→ **Task goal**
Reproduce the records below in full and word for word, excluding pictures.

→ **Supplied data**
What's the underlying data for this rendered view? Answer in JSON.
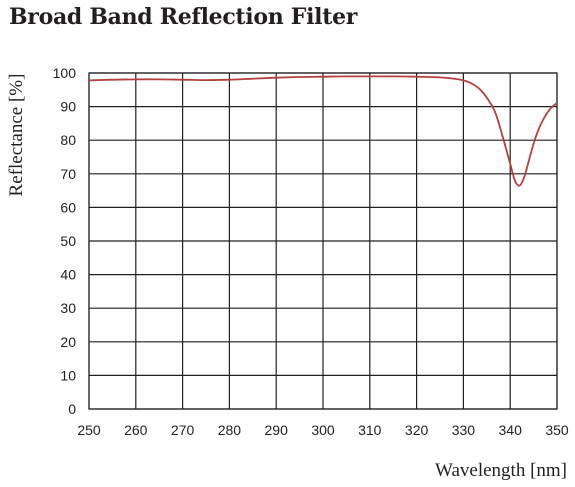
{
  "chart_data": {
    "type": "line",
    "title": "Broad Band Reflection Filter",
    "xlabel": "Wavelength [nm]",
    "ylabel": "Reflectance [%]",
    "xlim": [
      250,
      350
    ],
    "ylim": [
      0,
      100
    ],
    "x_ticks": [
      250,
      260,
      270,
      280,
      290,
      300,
      310,
      320,
      330,
      340,
      350
    ],
    "y_ticks": [
      0,
      10,
      20,
      30,
      40,
      50,
      60,
      70,
      80,
      90,
      100
    ],
    "grid": true,
    "line_color": "#b5413f",
    "series": [
      {
        "x": [
          250,
          255,
          260,
          265,
          270,
          275,
          280,
          285,
          290,
          295,
          300,
          305,
          310,
          315,
          320,
          325,
          328,
          330,
          332,
          334,
          336,
          337,
          338,
          339,
          340,
          341,
          342,
          343,
          344,
          345,
          346,
          347,
          348,
          349,
          350
        ],
        "y": [
          97.8,
          98.0,
          98.1,
          98.1,
          98.0,
          97.9,
          98.0,
          98.3,
          98.6,
          98.8,
          98.9,
          99.0,
          99.0,
          99.0,
          98.9,
          98.7,
          98.3,
          97.8,
          96.7,
          94.5,
          90.5,
          87.5,
          83.0,
          78.0,
          73.0,
          68.0,
          66.5,
          69.0,
          74.0,
          79.0,
          83.0,
          86.0,
          88.3,
          90.0,
          91.0
        ]
      }
    ]
  }
}
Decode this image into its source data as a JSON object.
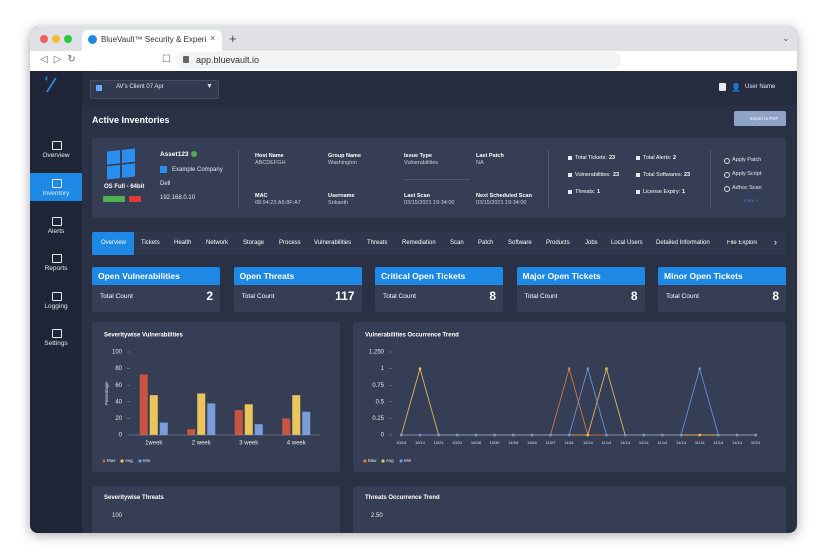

→ **Answer**
What's the underlying data for this rendered view? Answer in JSON.
{
  "chart_data": {
    "type": "line",
    "title": "Broad Band Reflection Filter",
    "xlabel": "Wavelength [nm]",
    "ylabel": "Reflectance [%]",
    "xlim": [
      250,
      350
    ],
    "ylim": [
      0,
      100
    ],
    "x_ticks": [
      250,
      260,
      270,
      280,
      290,
      300,
      310,
      320,
      330,
      340,
      350
    ],
    "y_ticks": [
      0,
      10,
      20,
      30,
      40,
      50,
      60,
      70,
      80,
      90,
      100
    ],
    "grid": true,
    "line_color": "#b5413f",
    "series": [
      {
        "x": [
          250,
          255,
          260,
          265,
          270,
          275,
          280,
          285,
          290,
          295,
          300,
          305,
          310,
          315,
          320,
          325,
          328,
          330,
          332,
          334,
          336,
          337,
          338,
          339,
          340,
          341,
          342,
          343,
          344,
          345,
          346,
          347,
          348,
          349,
          350
        ],
        "y": [
          97.8,
          98.0,
          98.1,
          98.1,
          98.0,
          97.9,
          98.0,
          98.3,
          98.6,
          98.8,
          98.9,
          99.0,
          99.0,
          99.0,
          98.9,
          98.7,
          98.3,
          97.8,
          96.7,
          94.5,
          90.5,
          87.5,
          83.0,
          78.0,
          73.0,
          68.0,
          66.5,
          69.0,
          74.0,
          79.0,
          83.0,
          86.0,
          88.3,
          90.0,
          91.0
        ]
      }
    ]
  }
}
Decode this image into its source data as a JSON object.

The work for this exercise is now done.